Entries from a data source:
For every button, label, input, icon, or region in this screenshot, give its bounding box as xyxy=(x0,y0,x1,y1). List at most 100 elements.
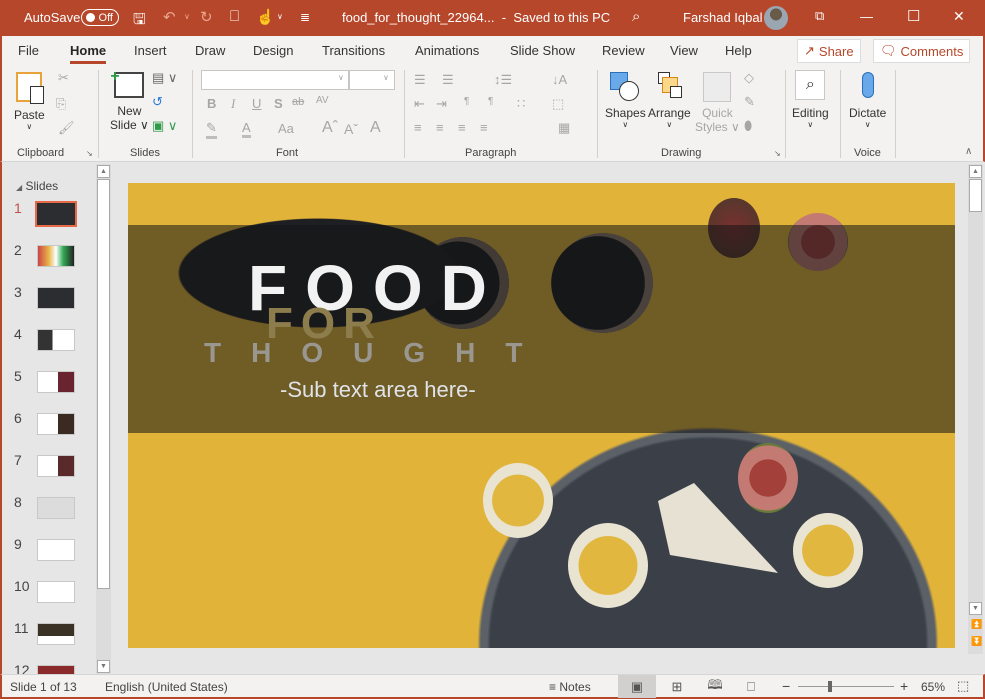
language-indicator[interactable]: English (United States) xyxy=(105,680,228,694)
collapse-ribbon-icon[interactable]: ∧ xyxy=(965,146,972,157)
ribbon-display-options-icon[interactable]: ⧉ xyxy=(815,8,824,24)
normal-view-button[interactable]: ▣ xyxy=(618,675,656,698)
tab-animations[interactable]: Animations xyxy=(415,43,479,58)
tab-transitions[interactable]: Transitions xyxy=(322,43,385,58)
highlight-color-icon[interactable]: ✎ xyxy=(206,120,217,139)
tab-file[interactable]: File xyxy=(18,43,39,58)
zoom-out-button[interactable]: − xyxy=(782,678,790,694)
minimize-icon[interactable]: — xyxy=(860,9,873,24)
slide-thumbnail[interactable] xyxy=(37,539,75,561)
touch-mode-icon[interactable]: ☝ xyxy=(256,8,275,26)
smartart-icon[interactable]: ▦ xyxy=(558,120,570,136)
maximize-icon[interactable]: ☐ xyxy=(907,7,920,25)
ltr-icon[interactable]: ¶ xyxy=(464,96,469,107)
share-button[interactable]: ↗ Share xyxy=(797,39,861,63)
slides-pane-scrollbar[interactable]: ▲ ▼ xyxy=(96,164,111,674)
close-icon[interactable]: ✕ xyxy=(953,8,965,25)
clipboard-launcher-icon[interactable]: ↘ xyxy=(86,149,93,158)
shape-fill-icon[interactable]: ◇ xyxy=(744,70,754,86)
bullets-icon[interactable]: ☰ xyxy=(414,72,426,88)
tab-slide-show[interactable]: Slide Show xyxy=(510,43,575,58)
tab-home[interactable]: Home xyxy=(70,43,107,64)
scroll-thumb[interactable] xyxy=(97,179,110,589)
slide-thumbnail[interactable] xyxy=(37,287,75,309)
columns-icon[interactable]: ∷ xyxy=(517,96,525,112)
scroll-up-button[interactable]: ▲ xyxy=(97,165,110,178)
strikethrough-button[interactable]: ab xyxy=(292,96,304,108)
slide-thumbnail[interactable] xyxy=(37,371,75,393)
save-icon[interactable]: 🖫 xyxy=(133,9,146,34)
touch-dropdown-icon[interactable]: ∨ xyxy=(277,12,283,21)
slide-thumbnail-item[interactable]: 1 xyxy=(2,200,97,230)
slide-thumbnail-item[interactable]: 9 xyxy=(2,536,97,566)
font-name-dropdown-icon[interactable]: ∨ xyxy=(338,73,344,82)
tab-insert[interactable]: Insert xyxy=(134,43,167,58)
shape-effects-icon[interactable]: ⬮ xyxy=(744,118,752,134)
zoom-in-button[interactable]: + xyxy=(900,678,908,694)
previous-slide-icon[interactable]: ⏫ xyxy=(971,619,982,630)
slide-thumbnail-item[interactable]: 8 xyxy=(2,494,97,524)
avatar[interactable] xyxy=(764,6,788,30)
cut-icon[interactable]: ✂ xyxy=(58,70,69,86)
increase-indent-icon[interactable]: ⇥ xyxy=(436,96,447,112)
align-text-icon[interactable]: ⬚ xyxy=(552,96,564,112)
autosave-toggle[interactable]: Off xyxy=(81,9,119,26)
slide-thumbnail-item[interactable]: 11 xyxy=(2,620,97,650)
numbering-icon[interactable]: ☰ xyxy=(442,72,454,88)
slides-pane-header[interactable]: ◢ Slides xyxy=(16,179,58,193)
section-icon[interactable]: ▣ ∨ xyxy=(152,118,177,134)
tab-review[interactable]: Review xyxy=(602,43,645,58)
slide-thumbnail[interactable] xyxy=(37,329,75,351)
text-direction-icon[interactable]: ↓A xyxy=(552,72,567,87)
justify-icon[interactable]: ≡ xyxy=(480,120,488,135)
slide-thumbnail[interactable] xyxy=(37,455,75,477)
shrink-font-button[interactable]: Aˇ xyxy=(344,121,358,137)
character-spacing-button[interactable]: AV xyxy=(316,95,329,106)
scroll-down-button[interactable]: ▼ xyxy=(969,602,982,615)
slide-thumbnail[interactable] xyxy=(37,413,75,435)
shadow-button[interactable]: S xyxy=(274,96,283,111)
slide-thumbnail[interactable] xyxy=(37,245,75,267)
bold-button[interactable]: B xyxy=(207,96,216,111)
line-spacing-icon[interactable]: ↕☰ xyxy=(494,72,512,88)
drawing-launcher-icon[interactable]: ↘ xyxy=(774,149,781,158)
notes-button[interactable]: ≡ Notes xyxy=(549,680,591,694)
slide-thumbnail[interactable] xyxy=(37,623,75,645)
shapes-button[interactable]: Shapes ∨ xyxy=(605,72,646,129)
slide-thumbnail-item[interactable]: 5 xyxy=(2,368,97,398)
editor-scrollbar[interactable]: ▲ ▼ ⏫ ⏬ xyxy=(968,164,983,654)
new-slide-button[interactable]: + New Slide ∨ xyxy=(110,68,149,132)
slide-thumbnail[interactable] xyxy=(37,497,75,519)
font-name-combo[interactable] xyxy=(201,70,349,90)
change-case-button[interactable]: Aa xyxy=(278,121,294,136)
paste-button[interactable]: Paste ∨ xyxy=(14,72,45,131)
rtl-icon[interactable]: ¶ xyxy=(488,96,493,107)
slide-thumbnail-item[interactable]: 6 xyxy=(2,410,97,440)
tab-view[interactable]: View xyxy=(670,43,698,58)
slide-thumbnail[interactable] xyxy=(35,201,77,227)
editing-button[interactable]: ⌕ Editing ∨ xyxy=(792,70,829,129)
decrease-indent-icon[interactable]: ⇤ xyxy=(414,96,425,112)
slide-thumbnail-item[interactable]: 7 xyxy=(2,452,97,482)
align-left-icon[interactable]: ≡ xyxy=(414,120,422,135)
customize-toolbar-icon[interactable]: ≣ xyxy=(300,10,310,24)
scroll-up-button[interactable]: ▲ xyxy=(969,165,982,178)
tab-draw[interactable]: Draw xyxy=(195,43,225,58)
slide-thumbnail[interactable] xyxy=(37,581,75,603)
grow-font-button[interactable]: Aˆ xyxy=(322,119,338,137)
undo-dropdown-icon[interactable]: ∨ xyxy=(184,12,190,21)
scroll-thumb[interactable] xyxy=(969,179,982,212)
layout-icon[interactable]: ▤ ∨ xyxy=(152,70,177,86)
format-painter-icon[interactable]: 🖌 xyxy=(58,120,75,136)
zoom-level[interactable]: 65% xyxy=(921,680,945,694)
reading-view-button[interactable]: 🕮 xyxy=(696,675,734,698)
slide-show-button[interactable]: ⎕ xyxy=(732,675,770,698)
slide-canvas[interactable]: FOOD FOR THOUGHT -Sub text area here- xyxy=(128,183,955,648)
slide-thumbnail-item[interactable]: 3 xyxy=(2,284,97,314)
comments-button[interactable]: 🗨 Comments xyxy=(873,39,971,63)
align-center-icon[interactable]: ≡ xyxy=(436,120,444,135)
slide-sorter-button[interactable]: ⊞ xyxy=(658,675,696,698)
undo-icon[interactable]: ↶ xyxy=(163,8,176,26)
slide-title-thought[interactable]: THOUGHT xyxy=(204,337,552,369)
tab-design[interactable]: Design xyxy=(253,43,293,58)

...

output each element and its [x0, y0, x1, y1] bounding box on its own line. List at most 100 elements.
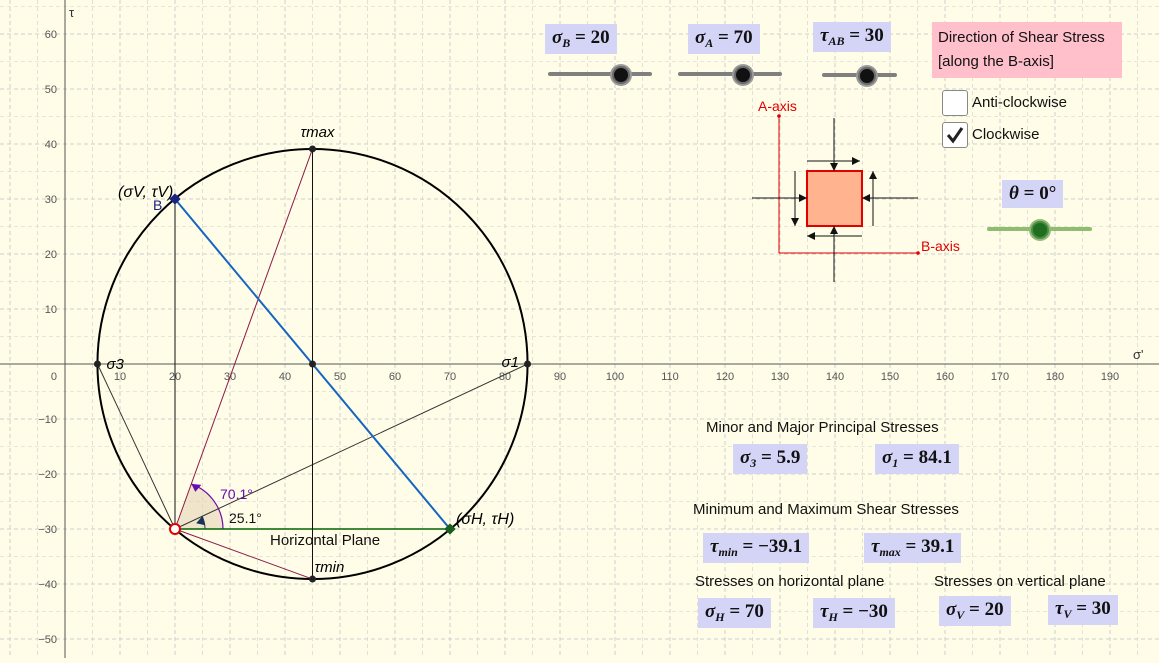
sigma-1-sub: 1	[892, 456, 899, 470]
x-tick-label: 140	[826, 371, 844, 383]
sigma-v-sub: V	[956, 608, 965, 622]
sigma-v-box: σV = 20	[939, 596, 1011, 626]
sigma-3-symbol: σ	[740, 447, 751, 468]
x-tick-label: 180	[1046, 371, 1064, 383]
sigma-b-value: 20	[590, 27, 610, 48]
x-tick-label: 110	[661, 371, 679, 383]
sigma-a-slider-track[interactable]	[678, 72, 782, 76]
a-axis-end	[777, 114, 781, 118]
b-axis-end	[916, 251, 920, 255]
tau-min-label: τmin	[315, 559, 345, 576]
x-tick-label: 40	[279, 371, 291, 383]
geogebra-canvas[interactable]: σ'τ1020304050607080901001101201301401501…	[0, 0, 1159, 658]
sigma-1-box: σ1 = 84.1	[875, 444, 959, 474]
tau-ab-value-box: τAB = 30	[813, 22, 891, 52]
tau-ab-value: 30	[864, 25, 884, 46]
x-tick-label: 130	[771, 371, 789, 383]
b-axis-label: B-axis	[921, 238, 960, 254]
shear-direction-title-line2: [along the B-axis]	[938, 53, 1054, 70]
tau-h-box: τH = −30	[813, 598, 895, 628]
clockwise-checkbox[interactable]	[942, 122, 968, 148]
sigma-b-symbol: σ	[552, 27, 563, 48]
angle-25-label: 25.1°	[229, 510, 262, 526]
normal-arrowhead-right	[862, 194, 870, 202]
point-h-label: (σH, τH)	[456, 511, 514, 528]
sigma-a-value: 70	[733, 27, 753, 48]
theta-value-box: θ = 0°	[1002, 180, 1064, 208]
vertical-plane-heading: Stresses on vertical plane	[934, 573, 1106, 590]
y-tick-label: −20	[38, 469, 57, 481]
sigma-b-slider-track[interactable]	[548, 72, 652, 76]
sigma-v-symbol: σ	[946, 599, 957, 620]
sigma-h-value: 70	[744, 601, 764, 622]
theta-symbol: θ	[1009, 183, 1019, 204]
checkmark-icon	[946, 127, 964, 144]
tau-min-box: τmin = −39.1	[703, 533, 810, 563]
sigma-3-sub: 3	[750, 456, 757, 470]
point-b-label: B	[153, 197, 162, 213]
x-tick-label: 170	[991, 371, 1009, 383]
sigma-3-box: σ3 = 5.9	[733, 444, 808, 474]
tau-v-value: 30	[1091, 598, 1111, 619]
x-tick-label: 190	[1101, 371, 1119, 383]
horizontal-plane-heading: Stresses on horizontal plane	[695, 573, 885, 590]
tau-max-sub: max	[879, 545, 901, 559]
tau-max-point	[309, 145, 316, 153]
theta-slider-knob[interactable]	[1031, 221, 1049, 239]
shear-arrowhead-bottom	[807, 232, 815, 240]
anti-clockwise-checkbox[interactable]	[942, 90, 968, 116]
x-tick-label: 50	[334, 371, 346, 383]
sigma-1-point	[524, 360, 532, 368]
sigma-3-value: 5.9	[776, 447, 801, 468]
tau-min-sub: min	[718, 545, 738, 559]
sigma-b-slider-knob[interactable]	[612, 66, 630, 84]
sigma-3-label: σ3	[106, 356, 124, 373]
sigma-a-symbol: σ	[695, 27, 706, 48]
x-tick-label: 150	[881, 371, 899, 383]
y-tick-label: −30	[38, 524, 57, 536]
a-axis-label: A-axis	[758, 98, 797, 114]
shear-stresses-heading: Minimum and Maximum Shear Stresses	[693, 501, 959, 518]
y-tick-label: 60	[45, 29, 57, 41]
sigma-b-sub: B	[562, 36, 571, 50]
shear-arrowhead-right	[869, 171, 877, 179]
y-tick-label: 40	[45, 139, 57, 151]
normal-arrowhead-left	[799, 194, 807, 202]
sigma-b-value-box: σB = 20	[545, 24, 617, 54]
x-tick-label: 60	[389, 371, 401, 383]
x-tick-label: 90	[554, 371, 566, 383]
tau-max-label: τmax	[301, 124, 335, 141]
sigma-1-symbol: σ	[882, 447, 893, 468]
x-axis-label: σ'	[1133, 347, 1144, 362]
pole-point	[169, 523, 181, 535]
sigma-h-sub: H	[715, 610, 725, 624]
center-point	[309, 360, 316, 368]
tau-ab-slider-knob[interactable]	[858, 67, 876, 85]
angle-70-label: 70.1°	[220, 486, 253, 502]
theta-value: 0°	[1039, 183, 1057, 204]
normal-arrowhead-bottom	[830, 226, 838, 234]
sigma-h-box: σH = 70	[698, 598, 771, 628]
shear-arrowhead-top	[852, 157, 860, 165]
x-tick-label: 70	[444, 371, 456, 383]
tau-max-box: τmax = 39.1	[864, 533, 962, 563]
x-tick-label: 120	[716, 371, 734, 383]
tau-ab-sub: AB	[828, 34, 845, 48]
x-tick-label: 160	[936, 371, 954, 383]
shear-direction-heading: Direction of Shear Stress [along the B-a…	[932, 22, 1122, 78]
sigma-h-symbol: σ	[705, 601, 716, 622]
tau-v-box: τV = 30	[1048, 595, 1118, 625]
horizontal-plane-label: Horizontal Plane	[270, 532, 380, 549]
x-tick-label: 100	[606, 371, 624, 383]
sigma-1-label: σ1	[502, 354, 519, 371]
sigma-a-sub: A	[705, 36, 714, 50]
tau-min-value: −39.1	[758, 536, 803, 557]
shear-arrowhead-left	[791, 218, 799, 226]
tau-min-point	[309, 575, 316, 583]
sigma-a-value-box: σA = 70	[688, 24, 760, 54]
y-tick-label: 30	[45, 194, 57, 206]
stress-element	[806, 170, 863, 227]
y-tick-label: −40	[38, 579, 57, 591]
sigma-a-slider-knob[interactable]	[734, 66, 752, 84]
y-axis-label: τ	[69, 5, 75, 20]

To be done → Render the entries between the lines holding "language-indicator[interactable]: English (United" and "touch-dropdown-icon[interactable]: ∨ xyxy=(277,12,283,21)", inclusive, as a numbered list that leaves out blank lines and includes nothing else.

Written solution →
1. language-indicator[interactable]: English (United States) xyxy=(105,680,228,694)
2. collapse-ribbon-icon[interactable]: ∧ xyxy=(965,146,972,157)
3. ribbon-display-options-icon[interactable]: ⧉ xyxy=(815,8,824,24)
4. normal-view-button[interactable]: ▣ xyxy=(618,675,656,698)
5. tab-animations[interactable]: Animations xyxy=(415,43,479,58)
6. tab-transitions[interactable]: Transitions xyxy=(322,43,385,58)
7. highlight-color-icon[interactable]: ✎ xyxy=(206,120,217,139)
8. tab-file[interactable]: File xyxy=(18,43,39,58)
9. zoom-out-button[interactable]: − xyxy=(782,678,790,694)
10. minimize-icon[interactable]: — xyxy=(860,9,873,24)
11. slide-thumbnail[interactable] xyxy=(37,539,75,561)
12. touch-mode-icon[interactable]: ☝ xyxy=(256,8,275,26)
13. smartart-icon[interactable]: ▦ xyxy=(558,120,570,136)
14. maximize-icon[interactable]: ☐ xyxy=(907,7,920,25)
15. ltr-icon[interactable]: ¶ xyxy=(464,96,469,107)
16. share-button[interactable]: ↗ Share xyxy=(797,39,861,63)
17. slides-pane-scrollbar[interactable]: ▲ ▼ xyxy=(96,164,111,674)
18. close-icon[interactable]: ✕ xyxy=(953,8,965,25)
19. clipboard-launcher-icon[interactable]: ↘ xyxy=(86,149,93,158)
20. shape-fill-icon[interactable]: ◇ xyxy=(744,70,754,86)
21. bullets-icon[interactable]: ☰ xyxy=(414,72,426,88)
22. tab-slide-show[interactable]: Slide Show xyxy=(510,43,575,58)
23. tab-home[interactable]: Home xyxy=(70,43,107,64)
24. scroll-thumb[interactable] xyxy=(97,179,110,589)
25. slide-thumbnail[interactable] xyxy=(37,287,75,309)
26. columns-icon[interactable]: ∷ xyxy=(517,96,525,112)
27. scroll-up-button[interactable]: ▲ xyxy=(97,165,110,178)
28. strikethrough-button[interactable]: ab xyxy=(292,96,304,108)
29. slide-thumbnail[interactable] xyxy=(37,371,75,393)
30. save-icon[interactable]: 🖫 xyxy=(133,9,146,34)
31. touch-dropdown-icon[interactable]: ∨ xyxy=(277,12,283,21)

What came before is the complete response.